== PROVIDED MATERIAL ==

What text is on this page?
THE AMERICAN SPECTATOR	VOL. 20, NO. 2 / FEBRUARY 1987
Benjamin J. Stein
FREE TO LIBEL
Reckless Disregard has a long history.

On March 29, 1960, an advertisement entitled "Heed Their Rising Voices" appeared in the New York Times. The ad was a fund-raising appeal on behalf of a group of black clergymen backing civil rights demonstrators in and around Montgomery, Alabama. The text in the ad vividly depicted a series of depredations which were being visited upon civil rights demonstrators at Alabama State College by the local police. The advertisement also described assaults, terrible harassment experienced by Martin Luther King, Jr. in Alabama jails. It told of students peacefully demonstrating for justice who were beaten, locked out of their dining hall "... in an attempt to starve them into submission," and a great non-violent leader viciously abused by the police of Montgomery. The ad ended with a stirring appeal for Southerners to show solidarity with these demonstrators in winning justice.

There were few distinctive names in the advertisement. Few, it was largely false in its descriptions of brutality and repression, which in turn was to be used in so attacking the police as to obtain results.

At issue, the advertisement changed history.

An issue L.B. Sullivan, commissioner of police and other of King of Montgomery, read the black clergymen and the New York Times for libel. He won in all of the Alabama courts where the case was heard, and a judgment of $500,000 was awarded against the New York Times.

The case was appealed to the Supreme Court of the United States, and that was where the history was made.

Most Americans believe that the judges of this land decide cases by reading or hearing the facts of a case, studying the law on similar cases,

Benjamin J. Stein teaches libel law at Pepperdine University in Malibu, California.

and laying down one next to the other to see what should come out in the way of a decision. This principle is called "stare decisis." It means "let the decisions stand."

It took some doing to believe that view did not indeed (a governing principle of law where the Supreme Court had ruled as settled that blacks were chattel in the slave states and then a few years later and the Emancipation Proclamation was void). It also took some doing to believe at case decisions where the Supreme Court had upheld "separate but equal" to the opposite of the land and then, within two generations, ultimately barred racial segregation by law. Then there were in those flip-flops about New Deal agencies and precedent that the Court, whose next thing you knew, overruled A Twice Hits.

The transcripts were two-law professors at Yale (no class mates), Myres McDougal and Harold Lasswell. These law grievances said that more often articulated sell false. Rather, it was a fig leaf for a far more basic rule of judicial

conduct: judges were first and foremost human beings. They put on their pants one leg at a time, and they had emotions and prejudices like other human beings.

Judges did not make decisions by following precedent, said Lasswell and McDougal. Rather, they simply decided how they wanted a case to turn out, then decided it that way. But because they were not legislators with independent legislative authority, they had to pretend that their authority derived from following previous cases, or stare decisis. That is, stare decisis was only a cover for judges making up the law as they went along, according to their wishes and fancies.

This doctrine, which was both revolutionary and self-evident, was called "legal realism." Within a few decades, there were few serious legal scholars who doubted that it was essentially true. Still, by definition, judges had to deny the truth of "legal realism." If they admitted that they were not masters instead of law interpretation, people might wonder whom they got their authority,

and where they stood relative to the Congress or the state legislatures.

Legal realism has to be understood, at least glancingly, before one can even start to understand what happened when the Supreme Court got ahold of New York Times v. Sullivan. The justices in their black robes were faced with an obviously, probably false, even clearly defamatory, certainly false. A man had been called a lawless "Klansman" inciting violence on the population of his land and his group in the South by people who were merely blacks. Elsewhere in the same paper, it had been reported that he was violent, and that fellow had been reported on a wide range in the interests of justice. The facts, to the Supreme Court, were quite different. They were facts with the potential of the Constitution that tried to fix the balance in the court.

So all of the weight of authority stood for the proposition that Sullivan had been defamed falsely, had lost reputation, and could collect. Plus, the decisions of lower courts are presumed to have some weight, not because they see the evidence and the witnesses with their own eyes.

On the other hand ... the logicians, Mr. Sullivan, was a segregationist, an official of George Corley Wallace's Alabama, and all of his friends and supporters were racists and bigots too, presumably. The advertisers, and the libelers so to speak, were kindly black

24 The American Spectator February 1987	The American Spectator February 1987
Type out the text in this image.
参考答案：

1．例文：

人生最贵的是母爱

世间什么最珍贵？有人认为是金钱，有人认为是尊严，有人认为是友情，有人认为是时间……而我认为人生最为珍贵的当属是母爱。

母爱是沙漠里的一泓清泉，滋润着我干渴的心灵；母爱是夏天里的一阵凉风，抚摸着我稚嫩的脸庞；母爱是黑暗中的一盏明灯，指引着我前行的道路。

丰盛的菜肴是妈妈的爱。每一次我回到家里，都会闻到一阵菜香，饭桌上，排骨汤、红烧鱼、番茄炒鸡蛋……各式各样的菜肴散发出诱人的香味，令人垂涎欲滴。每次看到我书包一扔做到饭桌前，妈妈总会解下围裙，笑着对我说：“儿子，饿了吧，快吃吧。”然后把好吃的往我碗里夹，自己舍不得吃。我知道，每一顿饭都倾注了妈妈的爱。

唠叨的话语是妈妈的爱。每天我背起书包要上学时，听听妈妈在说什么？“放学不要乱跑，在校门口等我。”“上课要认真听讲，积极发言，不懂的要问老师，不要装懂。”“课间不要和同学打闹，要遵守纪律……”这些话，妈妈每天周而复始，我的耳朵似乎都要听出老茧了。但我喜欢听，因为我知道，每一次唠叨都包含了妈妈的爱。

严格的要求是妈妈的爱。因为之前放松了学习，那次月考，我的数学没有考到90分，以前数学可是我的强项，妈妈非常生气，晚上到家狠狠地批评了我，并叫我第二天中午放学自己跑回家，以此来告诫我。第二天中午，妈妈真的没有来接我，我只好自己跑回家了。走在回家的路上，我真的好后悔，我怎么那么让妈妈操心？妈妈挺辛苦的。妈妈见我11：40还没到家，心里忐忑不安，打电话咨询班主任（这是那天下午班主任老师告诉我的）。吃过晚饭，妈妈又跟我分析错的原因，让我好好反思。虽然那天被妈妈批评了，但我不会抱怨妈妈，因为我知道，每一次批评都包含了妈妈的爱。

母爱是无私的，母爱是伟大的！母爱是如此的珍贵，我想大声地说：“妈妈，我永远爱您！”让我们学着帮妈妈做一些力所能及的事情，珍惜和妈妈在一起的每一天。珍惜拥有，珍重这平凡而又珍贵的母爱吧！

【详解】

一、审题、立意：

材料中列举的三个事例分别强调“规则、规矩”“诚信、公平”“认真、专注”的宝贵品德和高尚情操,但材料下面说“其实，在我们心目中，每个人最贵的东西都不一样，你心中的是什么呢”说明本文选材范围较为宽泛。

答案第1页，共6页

===

▶ SHORT EXERCISE:
Each line of the listing should be echoed back exactly.

▶ OUTPUT OF THE EXERCISE:
What text is on this page?
THE AMERICAN SPECTATOR	VOL. 20, NO. 2 / FEBRUARY 1987
Benjamin J. Stein
FREE TO LIBEL
Reckless Disregard has a long history.

On March 29, 1960, an advertisement entitled "Heed Their Rising Voices" appeared in the New York Times. The ad was a fund-raising appeal on behalf of a group of black clergymen backing civil rights demonstrators in and around Montgomery, Alabama. The text in the ad vividly depicted a series of depredations which were being visited upon civil rights demonstrators at Alabama State College by the local police. The advertisement also described assaults, terrible harassment experienced by Martin Luther King, Jr. in Alabama jails. It told of students peacefully demonstrating for justice who were beaten, locked out of their dining hall "... in an attempt to starve them into submission," and a great non-violent leader viciously abused by the police of Montgomery. The ad ended with a stirring appeal for Southerners to show solidarity with these demonstrators in winning justice.

There were few distinctive names in the advertisement. Few, it was largely false in its descriptions of brutality and repression, which in turn was to be used in so attacking the police as to obtain results.

At issue, the advertisement changed history.

An issue L.B. Sullivan, commissioner of police and other of King of Montgomery, read the black clergymen and the New York Times for libel. He won in all of the Alabama courts where the case was heard, and a judgment of $500,000 was awarded against the New York Times.

The case was appealed to the Supreme Court of the United States, and that was where the history was made.

Most Americans believe that the judges of this land decide cases by reading or hearing the facts of a case, studying the law on similar cases,

Benjamin J. Stein teaches libel law at Pepperdine University in Malibu, California.

and laying down one next to the other to see what should come out in the way of a decision. This principle is called "stare decisis." It means "let the decisions stand."

It took some doing to believe that view did not indeed (a governing principle of law where the Supreme Court had ruled as settled that blacks were chattel in the slave states and then a few years later and the Emancipation Proclamation was void). It also took some doing to believe at case decisions where the Supreme Court had upheld "separate but equal" to the opposite of the land and then, within two generations, ultimately barred racial segregation by law. Then there were in those flip-flops about New Deal agencies and precedent that the Court, whose next thing you knew, overruled A Twice Hits.

The transcripts were two-law professors at Yale (no class mates), Myres McDougal and Harold Lasswell. These law grievances said that more often articulated sell false. Rather, it was a fig leaf for a far more basic rule of judicial

conduct: judges were first and foremost human beings. They put on their pants one leg at a time, and they had emotions and prejudices like other human beings.

Judges did not make decisions by following precedent, said Lasswell and McDougal. Rather, they simply decided how they wanted a case to turn out, then decided it that way. But because they were not legislators with independent legislative authority, they had to pretend that their authority derived from following previous cases, or stare decisis. That is, stare decisis was only a cover for judges making up the law as they went along, according to their wishes and fancies.

This doctrine, which was both revolutionary and self-evident, was called "legal realism." Within a few decades, there were few serious legal scholars who doubted that it was essentially true. Still, by definition, judges had to deny the truth of "legal realism." If they admitted that they were not masters instead of law interpretation, people might wonder whom they got their authority,

and where they stood relative to the Congress or the state legislatures.

Legal realism has to be understood, at least glancingly, before one can even start to understand what happened when the Supreme Court got ahold of New York Times v. Sullivan. The justices in their black robes were faced with an obviously, probably false, even clearly defamatory, certainly false. A man had been called a lawless "Klansman" inciting violence on the population of his land and his group in the South by people who were merely blacks. Elsewhere in the same paper, it had been reported that he was violent, and that fellow had been reported on a wide range in the interests of justice. The facts, to the Supreme Court, were quite different. They were facts with the potential of the Constitution that tried to fix the balance in the court.

So all of the weight of authority stood for the proposition that Sullivan had been defamed falsely, had lost reputation, and could collect. Plus, the decisions of lower courts are presumed to have some weight, not because they see the evidence and the witnesses with their own eyes.

On the other hand ... the logicians, Mr. Sullivan, was a segregationist, an official of George Corley Wallace's Alabama, and all of his friends and supporters were racists and bigots too, presumably. The advertisers, and the libelers so to speak, were kindly black

24 The American Spectator February 1987	The American Spectator February 1987
Type out the text in this image.
参考答案：

1．例文：

人生最贵的是母爱

世间什么最珍贵？有人认为是金钱，有人认为是尊严，有人认为是友情，有人认为是时间……而我认为人生最为珍贵的当属是母爱。

母爱是沙漠里的一泓清泉，滋润着我干渴的心灵；母爱是夏天里的一阵凉风，抚摸着我稚嫩的脸庞；母爱是黑暗中的一盏明灯，指引着我前行的道路。

丰盛的菜肴是妈妈的爱。每一次我回到家里，都会闻到一阵菜香，饭桌上，排骨汤、红烧鱼、番茄炒鸡蛋……各式各样的菜肴散发出诱人的香味，令人垂涎欲滴。每次看到我书包一扔做到饭桌前，妈妈总会解下围裙，笑着对我说：“儿子，饿了吧，快吃吧。”然后把好吃的往我碗里夹，自己舍不得吃。我知道，每一顿饭都倾注了妈妈的爱。

唠叨的话语是妈妈的爱。每天我背起书包要上学时，听听妈妈在说什么？“放学不要乱跑，在校门口等我。”“上课要认真听讲，积极发言，不懂的要问老师，不要装懂。”“课间不要和同学打闹，要遵守纪律……”这些话，妈妈每天周而复始，我的耳朵似乎都要听出老茧了。但我喜欢听，因为我知道，每一次唠叨都包含了妈妈的爱。

严格的要求是妈妈的爱。因为之前放松了学习，那次月考，我的数学没有考到90分，以前数学可是我的强项，妈妈非常生气，晚上到家狠狠地批评了我，并叫我第二天中午放学自己跑回家，以此来告诫我。第二天中午，妈妈真的没有来接我，我只好自己跑回家了。走在回家的路上，我真的好后悔，我怎么那么让妈妈操心？妈妈挺辛苦的。妈妈见我11：40还没到家，心里忐忑不安，打电话咨询班主任（这是那天下午班主任老师告诉我的）。吃过晚饭，妈妈又跟我分析错的原因，让我好好反思。虽然那天被妈妈批评了，但我不会抱怨妈妈，因为我知道，每一次批评都包含了妈妈的爱。

母爱是无私的，母爱是伟大的！母爱是如此的珍贵，我想大声地说：“妈妈，我永远爱您！”让我们学着帮妈妈做一些力所能及的事情，珍惜和妈妈在一起的每一天。珍惜拥有，珍重这平凡而又珍贵的母爱吧！

【详解】

一、审题、立意：

材料中列举的三个事例分别强调“规则、规矩”“诚信、公平”“认真、专注”的宝贵品德和高尚情操,但材料下面说“其实，在我们心目中，每个人最贵的东西都不一样，你心中的是什么呢”说明本文选材范围较为宽泛。

答案第1页，共6页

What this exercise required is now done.